◆ WHAT IS EXPECTED: Write the material out again, line by line, exactly as it is.

[Dataset items]

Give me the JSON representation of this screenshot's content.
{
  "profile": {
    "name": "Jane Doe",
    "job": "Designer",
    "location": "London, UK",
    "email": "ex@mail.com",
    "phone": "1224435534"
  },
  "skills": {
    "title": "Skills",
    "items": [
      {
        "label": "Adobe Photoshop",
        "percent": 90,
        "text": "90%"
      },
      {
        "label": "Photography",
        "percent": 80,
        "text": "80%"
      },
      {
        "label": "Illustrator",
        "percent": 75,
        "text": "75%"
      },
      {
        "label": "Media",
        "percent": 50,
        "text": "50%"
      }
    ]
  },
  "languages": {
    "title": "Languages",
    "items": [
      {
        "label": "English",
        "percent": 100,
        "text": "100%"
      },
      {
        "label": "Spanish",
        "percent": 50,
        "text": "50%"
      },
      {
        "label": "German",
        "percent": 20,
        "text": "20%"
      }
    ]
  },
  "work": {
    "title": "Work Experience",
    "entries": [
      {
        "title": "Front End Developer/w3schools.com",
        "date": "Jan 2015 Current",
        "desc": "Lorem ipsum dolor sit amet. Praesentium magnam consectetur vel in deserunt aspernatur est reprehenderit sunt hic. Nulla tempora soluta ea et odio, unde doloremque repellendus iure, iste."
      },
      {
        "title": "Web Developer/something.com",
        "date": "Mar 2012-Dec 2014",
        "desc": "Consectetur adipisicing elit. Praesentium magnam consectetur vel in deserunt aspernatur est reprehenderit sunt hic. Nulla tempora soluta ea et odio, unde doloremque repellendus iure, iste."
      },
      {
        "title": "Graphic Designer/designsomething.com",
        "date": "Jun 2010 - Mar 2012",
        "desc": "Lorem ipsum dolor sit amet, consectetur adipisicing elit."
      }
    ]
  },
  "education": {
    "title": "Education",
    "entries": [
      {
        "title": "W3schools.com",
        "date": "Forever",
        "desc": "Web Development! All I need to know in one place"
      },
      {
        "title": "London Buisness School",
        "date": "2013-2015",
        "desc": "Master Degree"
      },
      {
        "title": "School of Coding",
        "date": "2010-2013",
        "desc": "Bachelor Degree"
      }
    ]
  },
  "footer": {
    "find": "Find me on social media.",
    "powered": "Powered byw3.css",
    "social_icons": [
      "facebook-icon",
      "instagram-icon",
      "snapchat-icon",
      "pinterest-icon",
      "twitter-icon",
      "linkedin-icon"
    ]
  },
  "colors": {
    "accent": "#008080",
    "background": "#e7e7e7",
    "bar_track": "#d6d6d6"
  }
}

◆ EXERCISE ANSWER:
Give me the JSON representation of this screenshot's content.
{
  "profile": {
    "name": "Jane Doe",
    "job": "Designer",
    "location": "London, UK",
    "email": "ex@mail.com",
    "phone": "1224435534"
  },
  "skills": {
    "title": "Skills",
    "items": [
      {
        "label": "Adobe Photoshop",
        "percent": 90,
        "text": "90%"
      },
      {
        "label": "Photography",
        "percent": 80,
        "text": "80%"
      },
      {
        "label": "Illustrator",
        "percent": 75,
        "text": "75%"
      },
      {
        "label": "Media",
        "percent": 50,
        "text": "50%"
      }
    ]
  },
  "languages": {
    "title": "Languages",
    "items": [
      {
        "label": "English",
        "percent": 100,
        "text": "100%"
      },
      {
        "label": "Spanish",
        "percent": 50,
        "text": "50%"
      },
      {
        "label": "German",
        "percent": 20,
        "text": "20%"
      }
    ]
  },
  "work": {
    "title": "Work Experience",
    "entries": [
      {
        "title": "Front End Developer/w3schools.com",
        "date": "Jan 2015 Current",
        "desc": "Lorem ipsum dolor sit amet. Praesentium magnam consectetur vel in deserunt aspernatur est reprehenderit sunt hic. Nulla tempora soluta ea et odio, unde doloremque repellendus iure, iste."
      },
      {
        "title": "Web Developer/something.com",
        "date": "Mar 2012-Dec 2014",
        "desc": "Consectetur adipisicing elit. Praesentium magnam consectetur vel in deserunt aspernatur est reprehenderit sunt hic. Nulla tempora soluta ea et odio, unde doloremque repellendus iure, iste."
      },
      {
        "title": "Graphic Designer/designsomething.com",
        "date": "Jun 2010 - Mar 2012",
        "desc": "Lorem ipsum dolor sit amet, consectetur adipisicing elit."
      }
    ]
  },
  "education": {
    "title": "Education",
    "entries": [
      {
        "title": "W3schools.com",
        "date": "Forever",
        "desc": "Web Development! All I need to know in one place"
      },
      {
        "title": "London Buisness School",
        "date": "2013-2015",
        "desc": "Master Degree"
      },
      {
        "title": "School of Coding",
        "date": "2010-2013",
        "desc": "Bachelor Degree"
      }
    ]
  },
  "footer": {
    "find": "Find me on social media.",
    "powered": "Powered byw3.css",
    "social_icons": [
      "facebook-icon",
      "instagram-icon",
      "snapchat-icon",
      "pinterest-icon",
      "twitter-icon",
      "linkedin-icon"
    ]
  },
  "colors": {
    "accent": "#008080",
    "background": "#e7e7e7",
    "bar_track": "#d6d6d6"
  }
}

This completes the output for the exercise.